» **Exercise requirements**: Scan the material and copy every line in which "helps" appears.

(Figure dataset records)
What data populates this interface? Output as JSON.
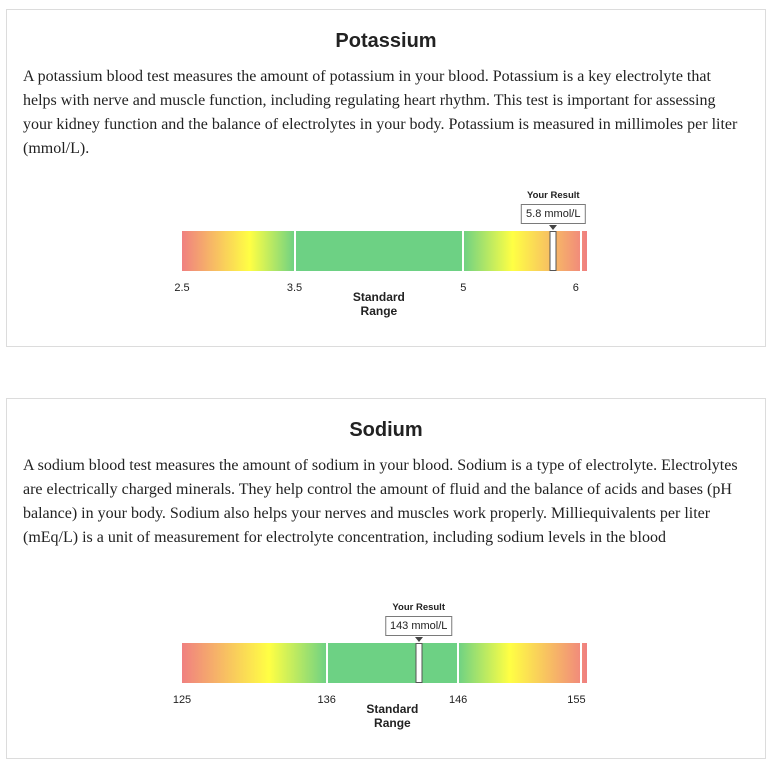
{
  "potassium": {
    "title": "Potassium",
    "description": "A potassium blood test measures the amount of potassium in your blood. Potassium is a key electrolyte that helps with nerve and muscle function, including regulating heart rhythm. This test is important for assessing your kidney function and the balance of electrolytes in your body. Potassium is measured in millimoles per liter (mmol/L).",
    "your_result_label": "Your Result",
    "result_text": "5.8 mmol/L",
    "result_value": 5.8,
    "scale_min": 2.5,
    "scale_max": 6.1,
    "standard_low": 3.5,
    "standard_high": 5,
    "ticks": [
      "2.5",
      "3.5",
      "5",
      "6"
    ],
    "tick_values": [
      2.5,
      3.5,
      5,
      6
    ],
    "standard_label_line1": "Standard",
    "standard_label_line2": "Range"
  },
  "sodium": {
    "title": "Sodium",
    "description": "A sodium blood test measures the amount of sodium in your blood. Sodium is a type of electrolyte. Electrolytes are electrically charged minerals. They help control the amount of fluid and the balance of acids and bases (pH balance) in your body. Sodium also helps your nerves and muscles work properly. Milliequivalents per liter (mEq/L) is a unit of measurement for electrolyte concentration, including sodium levels in the blood",
    "your_result_label": "Your Result",
    "result_text": "143 mmol/L",
    "result_value": 143,
    "scale_min": 125,
    "scale_max": 155.8,
    "standard_low": 136,
    "standard_high": 146,
    "ticks": [
      "125",
      "136",
      "146",
      "155"
    ],
    "tick_values": [
      125,
      136,
      146,
      155
    ],
    "standard_label_line1": "Standard",
    "standard_label_line2": "Range"
  },
  "colors": {
    "normal": "#6dd184",
    "warning": "#ffff44",
    "danger": "#f08080"
  }
}
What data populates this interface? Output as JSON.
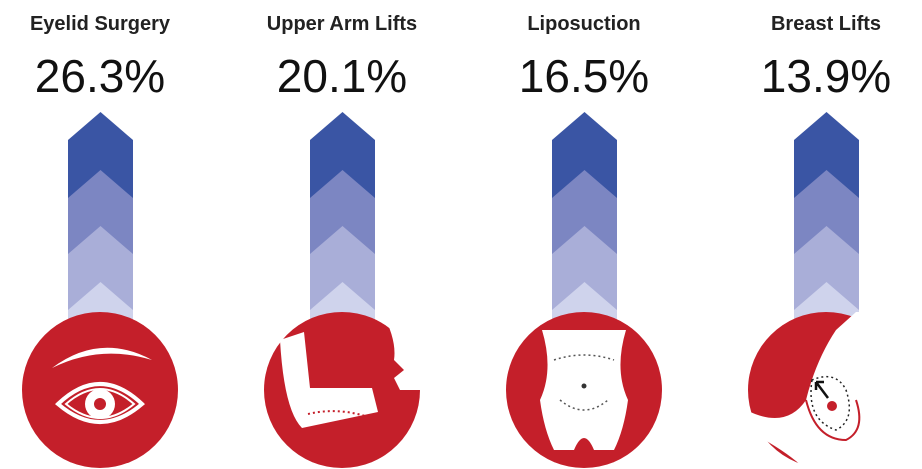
{
  "items": [
    {
      "label": "Eyelid Surgery",
      "value": "26.3%"
    },
    {
      "label": "Upper Arm Lifts",
      "value": "20.1%"
    },
    {
      "label": "Liposuction",
      "value": "16.5%"
    },
    {
      "label": "Breast Lifts",
      "value": "13.9%"
    }
  ]
}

» **In response**:
    "description": "A potassium blood test measures the amount of potassium in your blood. Potassium is a key electrolyte that helps with nerve and muscle function, including regulating heart rhythm. This test is important for assessing your kidney function and the balance of electrolytes in your body. Potassium is measured in millimoles per liter (mmol/L).",
    "description": "A sodium blood test measures the amount of sodium in your blood. Sodium is a type of electrolyte. Electrolytes are electrically charged minerals. They help control the amount of fluid and the balance of acids and bases (pH balance) in your body. Sodium also helps your nerves and muscles work properly. Milliequivalents per liter (mEq/L) is a unit of measurement for electrolyte concentration, including sodium levels in the blood",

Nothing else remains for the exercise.